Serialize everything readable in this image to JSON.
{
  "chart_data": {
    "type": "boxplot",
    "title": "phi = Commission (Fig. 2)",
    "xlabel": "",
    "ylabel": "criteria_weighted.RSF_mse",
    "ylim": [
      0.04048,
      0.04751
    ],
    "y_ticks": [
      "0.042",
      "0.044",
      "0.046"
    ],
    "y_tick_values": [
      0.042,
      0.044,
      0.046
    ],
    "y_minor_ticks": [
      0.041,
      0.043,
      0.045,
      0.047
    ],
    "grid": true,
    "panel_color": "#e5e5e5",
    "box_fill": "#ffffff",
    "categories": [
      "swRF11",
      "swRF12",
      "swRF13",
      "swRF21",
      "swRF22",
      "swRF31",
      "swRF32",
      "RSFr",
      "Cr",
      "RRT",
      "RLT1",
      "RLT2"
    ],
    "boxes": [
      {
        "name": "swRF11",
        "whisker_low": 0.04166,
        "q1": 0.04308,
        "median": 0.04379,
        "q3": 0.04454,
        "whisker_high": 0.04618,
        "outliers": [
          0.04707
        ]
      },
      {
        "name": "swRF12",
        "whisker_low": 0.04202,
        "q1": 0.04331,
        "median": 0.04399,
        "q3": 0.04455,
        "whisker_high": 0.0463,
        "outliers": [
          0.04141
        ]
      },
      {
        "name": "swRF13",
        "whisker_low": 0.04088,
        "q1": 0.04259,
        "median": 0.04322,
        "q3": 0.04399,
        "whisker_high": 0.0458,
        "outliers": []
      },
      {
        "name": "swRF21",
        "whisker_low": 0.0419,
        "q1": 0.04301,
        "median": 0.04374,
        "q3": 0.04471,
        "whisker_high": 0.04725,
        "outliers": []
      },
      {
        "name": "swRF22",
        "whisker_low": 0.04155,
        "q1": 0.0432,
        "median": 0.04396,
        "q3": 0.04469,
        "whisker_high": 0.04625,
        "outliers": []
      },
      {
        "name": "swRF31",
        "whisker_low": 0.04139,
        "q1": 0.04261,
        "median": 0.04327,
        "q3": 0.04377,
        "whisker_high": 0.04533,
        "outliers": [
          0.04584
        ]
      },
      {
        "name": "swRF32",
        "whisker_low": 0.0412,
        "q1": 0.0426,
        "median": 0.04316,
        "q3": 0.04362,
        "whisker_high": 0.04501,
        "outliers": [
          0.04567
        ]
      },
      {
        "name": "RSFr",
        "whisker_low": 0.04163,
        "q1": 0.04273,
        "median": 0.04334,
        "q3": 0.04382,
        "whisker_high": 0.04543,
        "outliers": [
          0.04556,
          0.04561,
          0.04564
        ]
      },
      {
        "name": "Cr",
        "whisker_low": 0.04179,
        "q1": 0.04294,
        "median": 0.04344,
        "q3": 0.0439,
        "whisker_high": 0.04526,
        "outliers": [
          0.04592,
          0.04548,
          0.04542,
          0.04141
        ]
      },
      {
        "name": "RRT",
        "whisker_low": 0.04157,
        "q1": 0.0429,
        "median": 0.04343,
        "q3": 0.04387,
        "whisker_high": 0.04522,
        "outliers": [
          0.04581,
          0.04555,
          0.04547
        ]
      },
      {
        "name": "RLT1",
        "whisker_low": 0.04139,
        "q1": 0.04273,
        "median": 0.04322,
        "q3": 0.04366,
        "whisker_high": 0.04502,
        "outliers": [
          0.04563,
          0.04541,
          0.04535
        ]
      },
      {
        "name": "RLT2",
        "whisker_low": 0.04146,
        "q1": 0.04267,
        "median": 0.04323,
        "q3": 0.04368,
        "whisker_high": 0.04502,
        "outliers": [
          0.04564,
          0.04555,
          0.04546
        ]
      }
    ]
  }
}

* * *

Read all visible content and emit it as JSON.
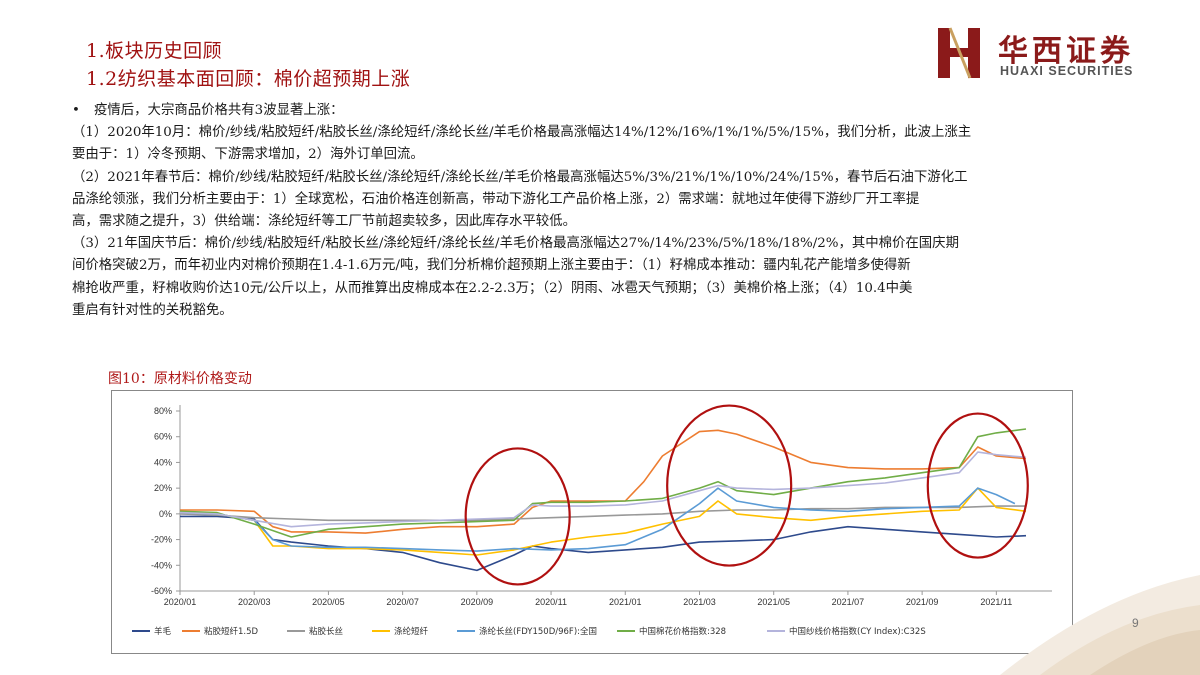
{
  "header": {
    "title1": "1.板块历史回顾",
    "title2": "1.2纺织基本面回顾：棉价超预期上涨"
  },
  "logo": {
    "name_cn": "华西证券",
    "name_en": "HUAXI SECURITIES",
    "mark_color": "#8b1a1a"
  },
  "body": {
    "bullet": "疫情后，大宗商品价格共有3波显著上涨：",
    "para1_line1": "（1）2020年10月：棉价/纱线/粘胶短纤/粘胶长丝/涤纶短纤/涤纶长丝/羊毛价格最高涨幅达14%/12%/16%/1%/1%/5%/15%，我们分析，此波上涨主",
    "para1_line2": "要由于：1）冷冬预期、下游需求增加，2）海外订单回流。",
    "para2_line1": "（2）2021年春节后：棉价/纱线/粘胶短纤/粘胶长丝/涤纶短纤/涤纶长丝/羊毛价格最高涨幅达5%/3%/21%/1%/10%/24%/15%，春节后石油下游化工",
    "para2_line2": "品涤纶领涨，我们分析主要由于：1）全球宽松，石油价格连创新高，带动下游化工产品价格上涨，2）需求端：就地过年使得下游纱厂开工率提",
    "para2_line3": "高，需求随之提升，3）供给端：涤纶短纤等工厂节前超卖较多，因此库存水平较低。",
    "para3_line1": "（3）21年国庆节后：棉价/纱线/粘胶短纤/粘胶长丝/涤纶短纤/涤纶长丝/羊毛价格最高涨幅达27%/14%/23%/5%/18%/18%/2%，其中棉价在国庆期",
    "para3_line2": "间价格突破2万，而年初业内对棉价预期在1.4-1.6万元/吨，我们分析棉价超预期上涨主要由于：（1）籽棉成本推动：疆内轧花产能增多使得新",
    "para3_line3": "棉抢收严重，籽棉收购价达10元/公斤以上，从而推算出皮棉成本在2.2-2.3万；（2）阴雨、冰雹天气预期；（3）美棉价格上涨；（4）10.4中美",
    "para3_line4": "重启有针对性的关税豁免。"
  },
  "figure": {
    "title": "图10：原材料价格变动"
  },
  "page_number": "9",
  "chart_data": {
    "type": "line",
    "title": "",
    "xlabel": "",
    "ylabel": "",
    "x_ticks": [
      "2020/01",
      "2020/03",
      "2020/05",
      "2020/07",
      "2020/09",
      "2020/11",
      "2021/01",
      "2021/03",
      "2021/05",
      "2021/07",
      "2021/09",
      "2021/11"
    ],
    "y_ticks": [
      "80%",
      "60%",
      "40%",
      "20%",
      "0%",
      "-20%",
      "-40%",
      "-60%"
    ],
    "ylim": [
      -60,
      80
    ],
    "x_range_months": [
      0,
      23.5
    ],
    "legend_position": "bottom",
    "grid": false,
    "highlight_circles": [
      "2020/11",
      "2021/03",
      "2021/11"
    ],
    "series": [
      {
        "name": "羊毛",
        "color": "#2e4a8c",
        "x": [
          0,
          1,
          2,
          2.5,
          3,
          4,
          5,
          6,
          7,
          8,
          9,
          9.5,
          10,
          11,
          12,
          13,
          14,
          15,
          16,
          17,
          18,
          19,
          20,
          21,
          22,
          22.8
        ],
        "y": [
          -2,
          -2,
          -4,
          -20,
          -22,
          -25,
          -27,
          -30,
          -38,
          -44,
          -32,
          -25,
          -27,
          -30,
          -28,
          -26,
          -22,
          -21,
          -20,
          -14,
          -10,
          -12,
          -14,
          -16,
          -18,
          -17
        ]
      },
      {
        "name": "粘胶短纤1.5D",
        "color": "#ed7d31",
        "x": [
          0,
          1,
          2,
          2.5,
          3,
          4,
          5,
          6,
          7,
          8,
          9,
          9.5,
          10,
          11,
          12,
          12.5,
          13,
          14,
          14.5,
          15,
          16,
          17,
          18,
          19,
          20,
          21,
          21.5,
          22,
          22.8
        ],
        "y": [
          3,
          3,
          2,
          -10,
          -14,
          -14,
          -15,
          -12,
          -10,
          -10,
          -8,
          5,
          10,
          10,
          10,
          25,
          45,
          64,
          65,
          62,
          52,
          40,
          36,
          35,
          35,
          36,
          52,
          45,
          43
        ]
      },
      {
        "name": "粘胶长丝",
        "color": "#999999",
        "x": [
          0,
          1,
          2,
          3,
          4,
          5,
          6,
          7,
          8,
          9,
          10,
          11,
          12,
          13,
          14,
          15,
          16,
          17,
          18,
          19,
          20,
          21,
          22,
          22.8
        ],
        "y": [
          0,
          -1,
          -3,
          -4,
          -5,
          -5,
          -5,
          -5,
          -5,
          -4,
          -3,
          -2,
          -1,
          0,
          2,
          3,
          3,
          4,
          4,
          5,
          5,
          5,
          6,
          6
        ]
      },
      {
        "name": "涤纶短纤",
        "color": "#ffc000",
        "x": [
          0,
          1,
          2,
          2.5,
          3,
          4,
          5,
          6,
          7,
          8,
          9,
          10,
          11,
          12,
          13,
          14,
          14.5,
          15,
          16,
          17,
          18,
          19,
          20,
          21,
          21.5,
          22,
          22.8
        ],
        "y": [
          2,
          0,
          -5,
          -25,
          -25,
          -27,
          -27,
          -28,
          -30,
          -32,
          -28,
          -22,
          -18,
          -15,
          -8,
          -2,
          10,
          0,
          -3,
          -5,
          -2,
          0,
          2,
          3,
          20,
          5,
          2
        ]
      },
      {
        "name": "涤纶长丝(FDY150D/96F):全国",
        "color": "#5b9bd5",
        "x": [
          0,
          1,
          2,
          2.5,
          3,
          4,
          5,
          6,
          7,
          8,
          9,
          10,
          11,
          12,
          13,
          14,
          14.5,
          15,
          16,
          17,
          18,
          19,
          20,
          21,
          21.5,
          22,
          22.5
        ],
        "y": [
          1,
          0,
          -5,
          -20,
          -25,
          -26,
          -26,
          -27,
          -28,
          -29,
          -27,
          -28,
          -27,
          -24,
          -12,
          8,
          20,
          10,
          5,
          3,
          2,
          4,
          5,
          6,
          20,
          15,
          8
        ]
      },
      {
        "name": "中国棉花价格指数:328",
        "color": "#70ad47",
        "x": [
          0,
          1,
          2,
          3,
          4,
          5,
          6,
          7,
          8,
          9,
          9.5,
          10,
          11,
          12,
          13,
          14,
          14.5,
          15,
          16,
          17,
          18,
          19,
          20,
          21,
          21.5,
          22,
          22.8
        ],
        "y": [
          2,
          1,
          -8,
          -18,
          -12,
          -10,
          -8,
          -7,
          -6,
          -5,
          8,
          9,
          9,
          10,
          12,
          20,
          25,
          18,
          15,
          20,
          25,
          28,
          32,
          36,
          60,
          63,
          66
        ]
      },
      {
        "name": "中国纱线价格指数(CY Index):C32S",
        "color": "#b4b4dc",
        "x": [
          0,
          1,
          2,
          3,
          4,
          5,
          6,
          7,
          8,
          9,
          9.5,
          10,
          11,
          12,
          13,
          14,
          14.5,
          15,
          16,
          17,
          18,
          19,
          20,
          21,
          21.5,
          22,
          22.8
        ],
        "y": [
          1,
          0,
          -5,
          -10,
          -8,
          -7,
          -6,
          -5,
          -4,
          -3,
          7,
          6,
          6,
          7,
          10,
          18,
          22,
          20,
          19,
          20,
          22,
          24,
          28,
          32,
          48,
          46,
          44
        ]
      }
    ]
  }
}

- Exercise goal: Go through the listing above and pull out each line containing the word "JSON".

- Answer:
Serialize everything readable in this image to JSON.
Read all visible content and emit it as JSON.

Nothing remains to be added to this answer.